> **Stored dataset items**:
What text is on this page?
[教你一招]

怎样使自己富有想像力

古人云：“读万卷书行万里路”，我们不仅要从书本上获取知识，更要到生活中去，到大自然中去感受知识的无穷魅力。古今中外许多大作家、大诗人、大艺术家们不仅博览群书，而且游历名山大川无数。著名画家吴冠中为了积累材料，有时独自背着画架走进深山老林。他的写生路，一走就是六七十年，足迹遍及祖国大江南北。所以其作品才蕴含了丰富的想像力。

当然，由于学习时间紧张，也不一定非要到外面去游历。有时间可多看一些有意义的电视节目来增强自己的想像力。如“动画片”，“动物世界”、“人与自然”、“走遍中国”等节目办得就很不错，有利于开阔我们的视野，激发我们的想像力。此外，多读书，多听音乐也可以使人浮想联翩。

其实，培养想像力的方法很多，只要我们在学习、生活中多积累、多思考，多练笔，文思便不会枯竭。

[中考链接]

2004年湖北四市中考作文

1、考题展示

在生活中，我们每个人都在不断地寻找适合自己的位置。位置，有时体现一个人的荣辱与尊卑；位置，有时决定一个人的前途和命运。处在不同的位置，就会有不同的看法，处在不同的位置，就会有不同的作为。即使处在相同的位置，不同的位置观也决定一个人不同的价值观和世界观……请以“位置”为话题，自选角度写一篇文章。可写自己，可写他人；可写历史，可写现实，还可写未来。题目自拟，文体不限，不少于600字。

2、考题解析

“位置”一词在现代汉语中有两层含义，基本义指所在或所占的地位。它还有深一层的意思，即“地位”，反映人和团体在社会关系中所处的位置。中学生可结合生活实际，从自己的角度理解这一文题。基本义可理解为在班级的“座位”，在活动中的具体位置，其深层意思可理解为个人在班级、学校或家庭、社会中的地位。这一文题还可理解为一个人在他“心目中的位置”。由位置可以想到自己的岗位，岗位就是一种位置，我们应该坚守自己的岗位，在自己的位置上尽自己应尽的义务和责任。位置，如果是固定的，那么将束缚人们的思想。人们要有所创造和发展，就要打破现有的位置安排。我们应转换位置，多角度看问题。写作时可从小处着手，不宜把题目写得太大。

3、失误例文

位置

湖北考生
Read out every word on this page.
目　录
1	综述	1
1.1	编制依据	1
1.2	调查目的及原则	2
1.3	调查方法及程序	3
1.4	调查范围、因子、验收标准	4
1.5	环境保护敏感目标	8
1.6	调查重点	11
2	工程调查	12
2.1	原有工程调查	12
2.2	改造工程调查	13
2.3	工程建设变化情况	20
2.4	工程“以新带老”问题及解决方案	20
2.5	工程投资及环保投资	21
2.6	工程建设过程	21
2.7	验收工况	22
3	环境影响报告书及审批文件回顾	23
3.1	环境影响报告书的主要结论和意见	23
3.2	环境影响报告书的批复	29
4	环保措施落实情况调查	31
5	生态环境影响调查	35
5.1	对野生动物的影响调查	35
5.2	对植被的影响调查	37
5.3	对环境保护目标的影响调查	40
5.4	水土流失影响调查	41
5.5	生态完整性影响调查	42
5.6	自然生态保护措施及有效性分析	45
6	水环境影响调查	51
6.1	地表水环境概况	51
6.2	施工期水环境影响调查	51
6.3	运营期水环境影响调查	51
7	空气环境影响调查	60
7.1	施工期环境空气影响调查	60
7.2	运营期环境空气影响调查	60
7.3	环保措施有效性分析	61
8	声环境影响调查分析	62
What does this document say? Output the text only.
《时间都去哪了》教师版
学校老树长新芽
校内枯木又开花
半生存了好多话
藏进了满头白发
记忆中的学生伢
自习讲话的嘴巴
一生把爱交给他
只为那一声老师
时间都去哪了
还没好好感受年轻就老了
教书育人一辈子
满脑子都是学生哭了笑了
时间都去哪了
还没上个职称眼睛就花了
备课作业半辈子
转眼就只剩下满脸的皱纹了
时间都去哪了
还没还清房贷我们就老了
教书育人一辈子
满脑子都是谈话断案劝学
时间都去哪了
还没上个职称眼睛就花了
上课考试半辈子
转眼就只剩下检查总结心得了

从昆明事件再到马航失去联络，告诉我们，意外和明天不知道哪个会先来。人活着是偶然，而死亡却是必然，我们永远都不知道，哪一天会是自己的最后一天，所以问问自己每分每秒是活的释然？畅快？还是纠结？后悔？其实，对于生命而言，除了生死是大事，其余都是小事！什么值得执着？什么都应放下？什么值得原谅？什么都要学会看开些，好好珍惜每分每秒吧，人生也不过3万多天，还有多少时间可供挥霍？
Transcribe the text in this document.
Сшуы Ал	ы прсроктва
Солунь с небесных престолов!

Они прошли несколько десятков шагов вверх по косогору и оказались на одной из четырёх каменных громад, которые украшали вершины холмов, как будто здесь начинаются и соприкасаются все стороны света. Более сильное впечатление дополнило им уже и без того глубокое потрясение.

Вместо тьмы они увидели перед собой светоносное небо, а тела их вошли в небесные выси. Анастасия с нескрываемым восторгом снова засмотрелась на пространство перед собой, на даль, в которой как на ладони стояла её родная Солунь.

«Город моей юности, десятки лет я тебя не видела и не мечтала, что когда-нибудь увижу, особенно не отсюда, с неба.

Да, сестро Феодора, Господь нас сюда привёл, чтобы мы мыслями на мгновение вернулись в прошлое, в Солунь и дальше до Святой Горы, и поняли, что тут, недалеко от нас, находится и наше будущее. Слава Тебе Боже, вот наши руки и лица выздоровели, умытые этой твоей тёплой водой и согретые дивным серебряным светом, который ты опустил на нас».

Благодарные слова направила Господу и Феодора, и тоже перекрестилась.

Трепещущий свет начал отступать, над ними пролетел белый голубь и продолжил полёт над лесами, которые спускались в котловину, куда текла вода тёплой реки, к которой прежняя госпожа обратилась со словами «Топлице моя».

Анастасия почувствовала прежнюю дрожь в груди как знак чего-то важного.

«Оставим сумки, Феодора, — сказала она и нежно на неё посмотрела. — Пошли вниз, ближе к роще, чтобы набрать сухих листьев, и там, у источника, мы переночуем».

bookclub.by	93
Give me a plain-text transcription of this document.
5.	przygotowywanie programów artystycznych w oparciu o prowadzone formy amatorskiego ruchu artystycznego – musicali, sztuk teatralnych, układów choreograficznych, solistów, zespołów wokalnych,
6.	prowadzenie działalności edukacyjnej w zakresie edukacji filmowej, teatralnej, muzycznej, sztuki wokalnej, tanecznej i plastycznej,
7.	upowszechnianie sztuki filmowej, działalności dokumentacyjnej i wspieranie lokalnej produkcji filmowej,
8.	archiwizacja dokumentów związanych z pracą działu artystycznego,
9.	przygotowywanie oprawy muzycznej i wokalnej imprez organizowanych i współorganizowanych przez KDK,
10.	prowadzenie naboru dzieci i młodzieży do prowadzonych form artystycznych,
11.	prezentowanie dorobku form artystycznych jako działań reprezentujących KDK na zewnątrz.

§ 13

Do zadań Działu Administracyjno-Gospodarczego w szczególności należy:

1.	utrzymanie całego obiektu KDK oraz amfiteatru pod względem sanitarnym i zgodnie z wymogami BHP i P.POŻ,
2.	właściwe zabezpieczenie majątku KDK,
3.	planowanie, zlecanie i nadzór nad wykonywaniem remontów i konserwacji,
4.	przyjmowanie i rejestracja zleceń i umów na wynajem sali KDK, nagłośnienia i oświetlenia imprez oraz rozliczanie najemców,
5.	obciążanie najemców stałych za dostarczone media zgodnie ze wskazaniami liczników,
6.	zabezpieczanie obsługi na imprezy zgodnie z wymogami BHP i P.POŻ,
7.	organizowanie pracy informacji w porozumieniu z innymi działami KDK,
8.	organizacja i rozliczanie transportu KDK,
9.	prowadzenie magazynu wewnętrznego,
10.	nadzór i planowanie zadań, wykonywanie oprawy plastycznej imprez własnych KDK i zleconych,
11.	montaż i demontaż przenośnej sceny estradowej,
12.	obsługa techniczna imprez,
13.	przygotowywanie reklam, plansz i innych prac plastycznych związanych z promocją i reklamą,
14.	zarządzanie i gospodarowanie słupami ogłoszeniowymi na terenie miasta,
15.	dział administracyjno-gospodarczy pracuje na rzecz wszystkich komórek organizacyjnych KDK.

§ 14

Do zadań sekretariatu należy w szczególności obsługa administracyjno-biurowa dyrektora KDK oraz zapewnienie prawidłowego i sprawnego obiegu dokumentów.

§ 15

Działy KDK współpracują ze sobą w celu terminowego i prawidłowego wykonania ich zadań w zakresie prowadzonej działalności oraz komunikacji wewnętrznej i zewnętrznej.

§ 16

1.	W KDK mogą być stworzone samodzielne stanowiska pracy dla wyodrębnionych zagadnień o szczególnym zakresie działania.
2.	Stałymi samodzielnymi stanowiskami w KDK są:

> **Directive**: In the lines above, find each one with "document" and list it.

> **Result of the exercise**:
What does this document say? Output the text only.
Transcribe the text in this document.
Give me a plain-text transcription of this document.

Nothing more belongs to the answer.